Stated problem
In the listing below, locate the lines that hold "data" and copy them.

##### Supplied records #####

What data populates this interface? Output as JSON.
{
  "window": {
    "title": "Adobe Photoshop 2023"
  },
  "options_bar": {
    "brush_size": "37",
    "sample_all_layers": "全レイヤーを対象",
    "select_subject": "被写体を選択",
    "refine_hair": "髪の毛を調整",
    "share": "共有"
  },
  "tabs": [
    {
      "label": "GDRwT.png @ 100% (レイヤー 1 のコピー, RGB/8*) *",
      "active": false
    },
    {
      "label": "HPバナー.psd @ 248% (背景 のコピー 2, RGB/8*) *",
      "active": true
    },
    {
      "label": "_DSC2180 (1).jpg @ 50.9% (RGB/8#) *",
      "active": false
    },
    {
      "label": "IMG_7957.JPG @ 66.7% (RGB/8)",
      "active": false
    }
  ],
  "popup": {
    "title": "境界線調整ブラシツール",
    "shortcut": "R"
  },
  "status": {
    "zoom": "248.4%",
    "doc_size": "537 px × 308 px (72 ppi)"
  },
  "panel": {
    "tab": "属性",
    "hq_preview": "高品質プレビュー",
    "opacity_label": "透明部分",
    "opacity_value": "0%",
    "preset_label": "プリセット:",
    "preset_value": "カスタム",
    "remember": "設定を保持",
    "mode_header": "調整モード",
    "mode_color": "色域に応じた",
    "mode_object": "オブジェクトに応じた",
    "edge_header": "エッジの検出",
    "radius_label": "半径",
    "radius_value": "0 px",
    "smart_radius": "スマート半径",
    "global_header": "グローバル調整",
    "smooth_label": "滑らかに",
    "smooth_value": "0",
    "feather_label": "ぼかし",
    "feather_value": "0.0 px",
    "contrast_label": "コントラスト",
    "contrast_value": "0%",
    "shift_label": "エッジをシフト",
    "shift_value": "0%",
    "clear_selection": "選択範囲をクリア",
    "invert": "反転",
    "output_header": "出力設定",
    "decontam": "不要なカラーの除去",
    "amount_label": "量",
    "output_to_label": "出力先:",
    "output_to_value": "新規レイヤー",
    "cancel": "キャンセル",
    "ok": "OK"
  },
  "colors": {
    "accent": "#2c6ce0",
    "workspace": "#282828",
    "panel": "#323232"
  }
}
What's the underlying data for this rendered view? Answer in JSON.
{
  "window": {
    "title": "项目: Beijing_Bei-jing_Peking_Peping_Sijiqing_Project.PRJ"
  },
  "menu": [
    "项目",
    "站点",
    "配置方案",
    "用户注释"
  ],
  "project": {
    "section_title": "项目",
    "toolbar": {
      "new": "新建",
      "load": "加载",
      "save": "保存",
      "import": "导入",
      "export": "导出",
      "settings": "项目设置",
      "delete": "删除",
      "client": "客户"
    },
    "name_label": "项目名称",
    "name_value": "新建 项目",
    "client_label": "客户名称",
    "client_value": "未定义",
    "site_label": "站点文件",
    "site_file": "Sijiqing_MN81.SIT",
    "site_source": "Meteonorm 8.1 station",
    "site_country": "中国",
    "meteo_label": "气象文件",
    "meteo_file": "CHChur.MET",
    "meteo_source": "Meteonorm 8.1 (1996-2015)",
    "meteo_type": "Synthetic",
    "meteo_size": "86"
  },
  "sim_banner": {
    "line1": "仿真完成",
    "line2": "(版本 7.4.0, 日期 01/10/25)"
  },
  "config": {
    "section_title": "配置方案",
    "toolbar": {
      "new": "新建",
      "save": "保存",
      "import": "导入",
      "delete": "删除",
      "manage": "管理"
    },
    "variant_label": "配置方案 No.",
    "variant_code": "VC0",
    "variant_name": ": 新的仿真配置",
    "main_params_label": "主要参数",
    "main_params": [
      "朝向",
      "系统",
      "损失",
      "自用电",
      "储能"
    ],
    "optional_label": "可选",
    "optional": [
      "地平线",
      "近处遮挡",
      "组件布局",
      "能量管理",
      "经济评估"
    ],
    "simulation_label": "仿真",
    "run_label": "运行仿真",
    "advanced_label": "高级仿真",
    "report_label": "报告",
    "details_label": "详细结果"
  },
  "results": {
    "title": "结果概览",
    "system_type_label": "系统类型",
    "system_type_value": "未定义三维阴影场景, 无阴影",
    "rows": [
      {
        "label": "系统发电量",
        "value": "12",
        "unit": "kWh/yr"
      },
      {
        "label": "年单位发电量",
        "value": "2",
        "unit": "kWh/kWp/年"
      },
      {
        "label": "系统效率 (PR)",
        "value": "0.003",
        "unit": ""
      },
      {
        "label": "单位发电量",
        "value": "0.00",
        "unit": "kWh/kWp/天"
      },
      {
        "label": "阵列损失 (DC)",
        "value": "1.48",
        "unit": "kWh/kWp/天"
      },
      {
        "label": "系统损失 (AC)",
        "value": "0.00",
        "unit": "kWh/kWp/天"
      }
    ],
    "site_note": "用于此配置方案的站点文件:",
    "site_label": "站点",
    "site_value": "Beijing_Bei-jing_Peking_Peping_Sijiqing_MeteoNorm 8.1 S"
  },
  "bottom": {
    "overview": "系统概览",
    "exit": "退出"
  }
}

#####

Answer to this exercise
What data populates this interface? Output as JSON.
What's the underlying data for this rendered view? Answer in JSON.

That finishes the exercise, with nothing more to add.